* Task details:
Below are the records; reproduce all of them exactly but without any images.

**** Available records ****

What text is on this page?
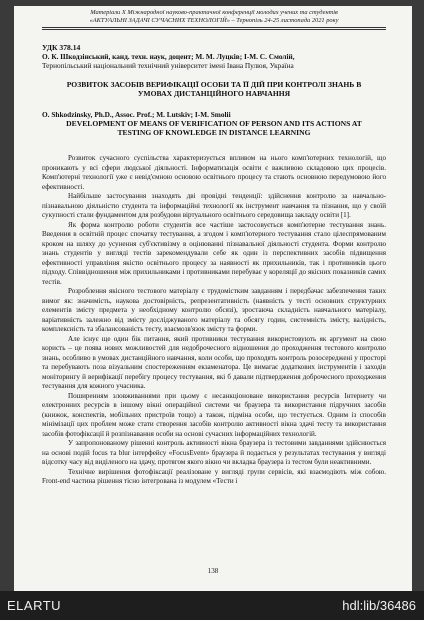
Матеріали Х Міжнародної науково-практичної конференції молодих учених та студентів
«АКТУАЛЬНІ ЗАДАЧІ СУЧАСНИХ ТЕХНОЛОГІЙ» – Тернопіль 24-25 листопада 2021 року
УДК 378.14
О. К. Шкодзінський, канд. техн. наук, доцент; М. М. Луцків; І-М. С. Смолій,
Тернопільський національний технічний університет імені Івана Пулюя, Україна
РОЗВИТОК ЗАСОБІВ ВЕРИФІКАЦІЇ ОСОБИ ТА ЇЇ ДІЙ ПРИ КОНТРОЛІ ЗНАНЬ В
УМОВАХ ДИСТАНЦІЙНОГО НАВЧАННЯ
O. Shkodzinsky, Ph.D., Assoc. Prof.; M. Lutskiv; I-M. Smolii
DEVELOPMENT OF MEANS OF VERIFICATION OF PERSON AND ITS ACTIONS AT
TESTING OF KNOWLEDGE IN DISTANCE LEARNING

Розвиток сучасного суспільства характеризується впливом на нього комп'ютерних технологій, що проникають у всі сфери людської діяльності. Інформатизація освіти є важливою складовою цих процесів. Комп'ютерні технології уже є невід'ємною основою освітнього процесу та стають основною передумовою його ефективності.

Найбільше застосування знаходять дві провідні тенденції: здійснення контролю за навчально-пізнавальною діяльністю студента та інформаційні технології як інструмент навчання та пізнання, що у своїй сукупності стали фундаментом для розбудови віртуального освітнього середовища закладу освіти [1].

Як форма контролю роботи студентів все частіше застосовується комп'ютерне тестування знань. Введення в освітній процес спочатку тестування, а згодом і комп'ютерного тестування стало цілеспрямованим кроком на шляху до усунення суб'єктивізму в оцінюванні пізнавальної діяльності студента. Форми контролю знань студентів у вигляді тестів зарекомендували себе як один із перспективних засобів підвищення ефективності управління якістю освітнього процесу за наявності як прихильників, так і противників цього підходу. Співвідношення між прихильниками і противниками перебуває у кореляції до якісних показників самих тестів.

Розроблення якісного тестового матеріалу є трудомістким завданням і передбачає забезпечення таких вимог як: значимість, наукова достовірність, репрезентативність (наявність у тесті основних структурних елементів змісту предмета у необхідному контролю обсязі), зростаюча складність навчального матеріалу, варіативність залежно від змісту досліджуваного матеріалу та обсягу годин, системність змісту, валідність, комплексність та збалансованість тесту, взаємозв'язок змісту та форми.

Але існує ще один бік питання, який противники тестування використовують як аргумент на свою користь – це поява нових можливостей для недоброчесного відношення до проходження тестового контролю знань, особливо в умовах дистанційного навчання, коли особи, що проходять контроль розосереджені у просторі та перебувають поза візуальним спостереженням екзаменатора. Це вимагає додаткових інструментів і заходів моніторингу й верифікації перебігу процесу тестування, які б давали підтвердження доброчесного проходження тестування для кожного учасника.

Поширенням зловживаннями при цьому є несанкціоноване використання ресурсів Інтернету чи електронних ресурсів в іншому вікні операційної системи чи браузера та використання підручних засобів (книжок, конспектів, мобільних пристроїв тощо) а також, підміна особи, що тестується. Одним із способів мінімізації цих проблем може стати створення засобів контролю активності вікна здачі тесту та використання засобів фотофіксації й розпізнавання особи на основі сучасних інформаційних технологій.

У запропонованому рішенні контроль активності вікна браузера із тестовими завданнями здійснюється на основі подій focus та blur інтерфейсу «FocusEvent» браузера й подається у результатах тестування у вигляді відсотку часу від виділеного на здачу, протягом якого вікно чи вкладка браузера із тестом були неактивними.

Технічне вирішення фотофіксації реалізоване у вигляді групи сервісів, які взаємодіють між собою. Front-end частина рішення тісно інтегрована із модулем «Тести і

138
ELARTU	hdl:lib/36486
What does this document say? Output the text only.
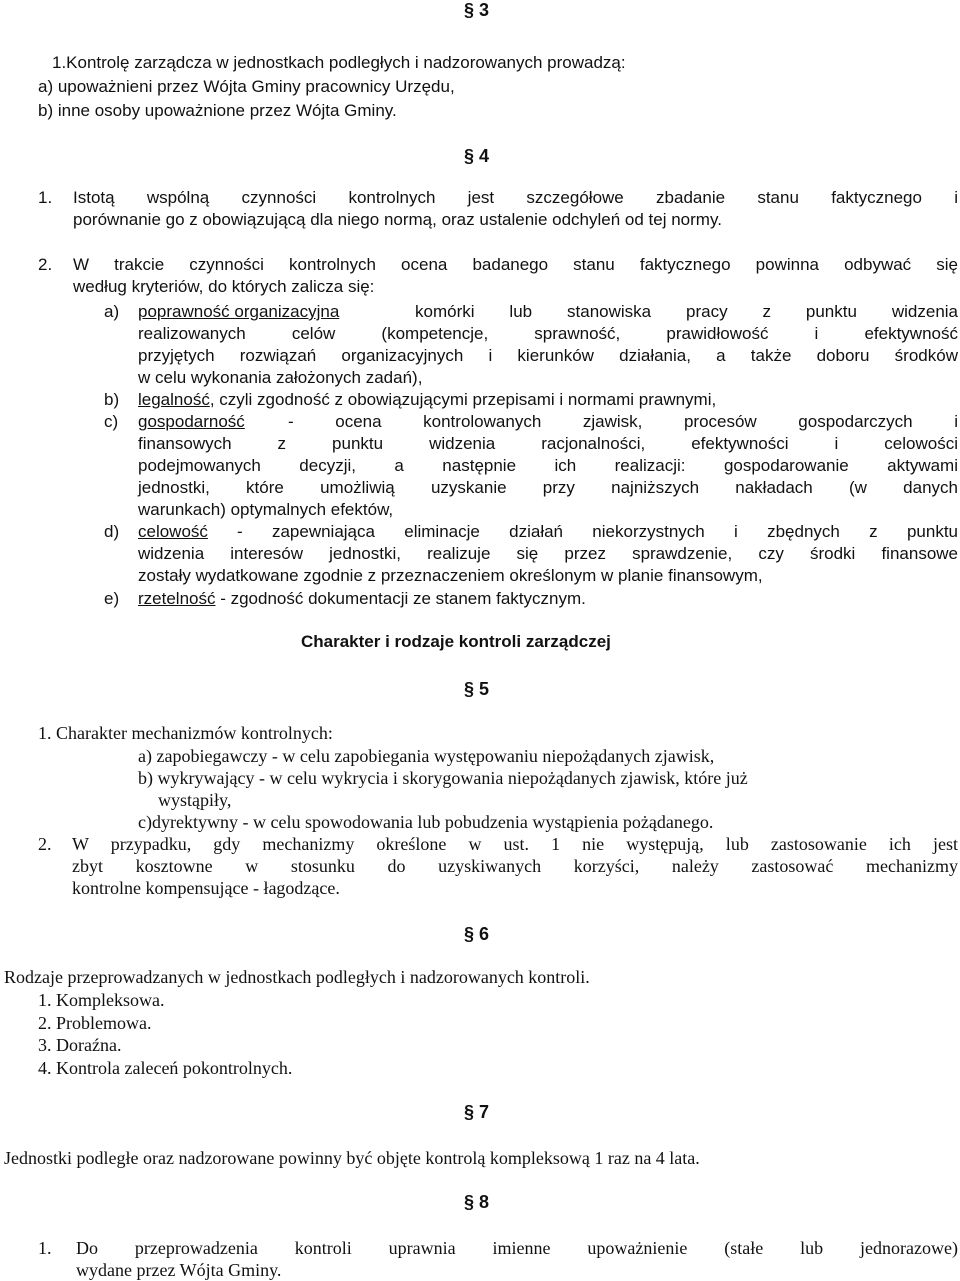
§ 3
1.Kontrolę zarządcza w jednostkach podległych i nadzorowanych prowadzą:
a) upoważnieni przez Wójta Gminy pracownicy Urzędu,
b) inne osoby upoważnione przez Wójta Gminy.
§ 4
1. Istotą wspólną czynności kontrolnych jest szczegółowe zbadanie stanu faktycznego i
porównanie go z obowiązującą dla niego normą, oraz ustalenie odchyleń od tej normy.
2. W trakcie czynności kontrolnych ocena badanego stanu faktycznego powinna odbywać się
według kryteriów, do których zalicza się:
a) poprawność organizacyjna	komórki lub stanowiska pracy z punktu widzenia
realizowanych celów (kompetencje, sprawność, prawidłowość i efektywność
przyjętych rozwiązań organizacyjnych i kierunków działania, a także doboru środków
w celu wykonania założonych zadań),
b) legalność, czyli zgodność z obowiązującymi przepisami i normami prawnymi,
c) gospodarność	- ocena kontrolowanych zjawisk, procesów gospodarczych i
finansowych z punktu widzenia racjonalności, efektywności i celowości
podejmowanych decyzji, a następnie ich realizacji: gospodarowanie aktywami
jednostki, które umożliwią uzyskanie przy najniższych nakładach (w danych
warunkach) optymalnych efektów,
d) celowość - zapewniająca eliminacje działań niekorzystnych i zbędnych z punktu
widzenia interesów jednostki, realizuje się przez sprawdzenie, czy środki finansowe
zostały wydatkowane zgodnie z przeznaczeniem określonym w planie finansowym,
e) rzetelność - zgodność dokumentacji ze stanem faktycznym.
Charakter i rodzaje kontroli zarządczej
§ 5
1. Charakter mechanizmów kontrolnych:
a) zapobiegawczy - w celu zapobiegania występowaniu niepożądanych zjawisk,
b) wykrywający - w celu wykrycia i skorygowania niepożądanych zjawisk, które już
wystąpiły,
c)dyrektywny - w celu spowodowania lub pobudzenia wystąpienia pożądanego.
2. W przypadku, gdy mechanizmy określone w ust. 1 nie występują, lub zastosowanie ich jest
zbyt kosztowne w stosunku do uzyskiwanych korzyści, należy zastosować mechanizmy
kontrolne kompensujące - łagodzące.
§ 6
Rodzaje przeprowadzanych w jednostkach podległych i nadzorowanych kontroli.
1. Kompleksowa.
2. Problemowa.
3. Doraźna.
4. Kontrola zaleceń pokontrolnych.
§ 7
Jednostki podległe oraz nadzorowane powinny być objęte kontrolą kompleksową 1 raz na 4 lata.
§ 8
1. Do przeprowadzenia kontroli uprawnia imienne upoważnienie (stałe lub jednorazowe)
wydane przez Wójta Gminy.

****

* Completed task:
What text is on this page?
Матеріали Х Міжнародної науково-практичної конференції молодих учених та студентів
«АКТУАЛЬНІ ЗАДАЧІ СУЧАСНИХ ТЕХНОЛОГІЙ» – Тернопіль 24-25 листопада 2021 року
УДК 378.14
О. К. Шкодзінський, канд. техн. наук, доцент; М. М. Луцків; І-М. С. Смолій,
Тернопільський національний технічний університет імені Івана Пулюя, Україна
РОЗВИТОК ЗАСОБІВ ВЕРИФІКАЦІЇ ОСОБИ ТА ЇЇ ДІЙ ПРИ КОНТРОЛІ ЗНАНЬ В
УМОВАХ ДИСТАНЦІЙНОГО НАВЧАННЯ
O. Shkodzinsky, Ph.D., Assoc. Prof.; M. Lutskiv; I-M. Smolii
DEVELOPMENT OF MEANS OF VERIFICATION OF PERSON AND ITS ACTIONS AT
TESTING OF KNOWLEDGE IN DISTANCE LEARNING

Розвиток сучасного суспільства характеризується впливом на нього комп'ютерних технологій, що проникають у всі сфери людської діяльності. Інформатизація освіти є важливою складовою цих процесів. Комп'ютерні технології уже є невід'ємною основою освітнього процесу та стають основною передумовою його ефективності.

Найбільше застосування знаходять дві провідні тенденції: здійснення контролю за навчально-пізнавальною діяльністю студента та інформаційні технології як інструмент навчання та пізнання, що у своїй сукупності стали фундаментом для розбудови віртуального освітнього середовища закладу освіти [1].

Як форма контролю роботи студентів все частіше застосовується комп'ютерне тестування знань. Введення в освітній процес спочатку тестування, а згодом і комп'ютерного тестування стало цілеспрямованим кроком на шляху до усунення суб'єктивізму в оцінюванні пізнавальної діяльності студента. Форми контролю знань студентів у вигляді тестів зарекомендували себе як один із перспективних засобів підвищення ефективності управління якістю освітнього процесу за наявності як прихильників, так і противників цього підходу. Співвідношення між прихильниками і противниками перебуває у кореляції до якісних показників самих тестів.

Розроблення якісного тестового матеріалу є трудомістким завданням і передбачає забезпечення таких вимог як: значимість, наукова достовірність, репрезентативність (наявність у тесті основних структурних елементів змісту предмета у необхідному контролю обсязі), зростаюча складність навчального матеріалу, варіативність залежно від змісту досліджуваного матеріалу та обсягу годин, системність змісту, валідність, комплексність та збалансованість тесту, взаємозв'язок змісту та форми.

Але існує ще один бік питання, який противники тестування використовують як аргумент на свою користь – це поява нових можливостей для недоброчесного відношення до проходження тестового контролю знань, особливо в умовах дистанційного навчання, коли особи, що проходять контроль розосереджені у просторі та перебувають поза візуальним спостереженням екзаменатора. Це вимагає додаткових інструментів і заходів моніторингу й верифікації перебігу процесу тестування, які б давали підтвердження доброчесного проходження тестування для кожного учасника.

Поширенням зловживаннями при цьому є несанкціоноване використання ресурсів Інтернету чи електронних ресурсів в іншому вікні операційної системи чи браузера та використання підручних засобів (книжок, конспектів, мобільних пристроїв тощо) а також, підміна особи, що тестується. Одним із способів мінімізації цих проблем може стати створення засобів контролю активності вікна здачі тесту та використання засобів фотофіксації й розпізнавання особи на основі сучасних інформаційних технологій.

У запропонованому рішенні контроль активності вікна браузера із тестовими завданнями здійснюється на основі подій focus та blur інтерфейсу «FocusEvent» браузера й подається у результатах тестування у вигляді відсотку часу від виділеного на здачу, протягом якого вікно чи вкладка браузера із тестом були неактивними.

Технічне вирішення фотофіксації реалізоване у вигляді групи сервісів, які взаємодіють між собою. Front-end частина рішення тісно інтегрована із модулем «Тести і

138
ELARTU	hdl:lib/36486
What does this document say? Output the text only.
§ 3
1.Kontrolę zarządcza w jednostkach podległych i nadzorowanych prowadzą:
a) upoważnieni przez Wójta Gminy pracownicy Urzędu,
b) inne osoby upoważnione przez Wójta Gminy.
§ 4
1. Istotą wspólną czynności kontrolnych jest szczegółowe zbadanie stanu faktycznego i
porównanie go z obowiązującą dla niego normą, oraz ustalenie odchyleń od tej normy.
2. W trakcie czynności kontrolnych ocena badanego stanu faktycznego powinna odbywać się
według kryteriów, do których zalicza się:
a) poprawność organizacyjna	komórki lub stanowiska pracy z punktu widzenia
realizowanych celów (kompetencje, sprawność, prawidłowość i efektywność
przyjętych rozwiązań organizacyjnych i kierunków działania, a także doboru środków
w celu wykonania założonych zadań),
b) legalność, czyli zgodność z obowiązującymi przepisami i normami prawnymi,
c) gospodarność	- ocena kontrolowanych zjawisk, procesów gospodarczych i
finansowych z punktu widzenia racjonalności, efektywności i celowości
podejmowanych decyzji, a następnie ich realizacji: gospodarowanie aktywami
jednostki, które umożliwią uzyskanie przy najniższych nakładach (w danych
warunkach) optymalnych efektów,
d) celowość - zapewniająca eliminacje działań niekorzystnych i zbędnych z punktu
widzenia interesów jednostki, realizuje się przez sprawdzenie, czy środki finansowe
zostały wydatkowane zgodnie z przeznaczeniem określonym w planie finansowym,
e) rzetelność - zgodność dokumentacji ze stanem faktycznym.
Charakter i rodzaje kontroli zarządczej
§ 5
1. Charakter mechanizmów kontrolnych:
a) zapobiegawczy - w celu zapobiegania występowaniu niepożądanych zjawisk,
b) wykrywający - w celu wykrycia i skorygowania niepożądanych zjawisk, które już
wystąpiły,
c)dyrektywny - w celu spowodowania lub pobudzenia wystąpienia pożądanego.
2. W przypadku, gdy mechanizmy określone w ust. 1 nie występują, lub zastosowanie ich jest
zbyt kosztowne w stosunku do uzyskiwanych korzyści, należy zastosować mechanizmy
kontrolne kompensujące - łagodzące.
§ 6
Rodzaje przeprowadzanych w jednostkach podległych i nadzorowanych kontroli.
1. Kompleksowa.
2. Problemowa.
3. Doraźna.
4. Kontrola zaleceń pokontrolnych.
§ 7
Jednostki podległe oraz nadzorowane powinny być objęte kontrolą kompleksową 1 raz na 4 lata.
§ 8
1. Do przeprowadzenia kontroli uprawnia imienne upoważnienie (stałe lub jednorazowe)
wydane przez Wójta Gminy.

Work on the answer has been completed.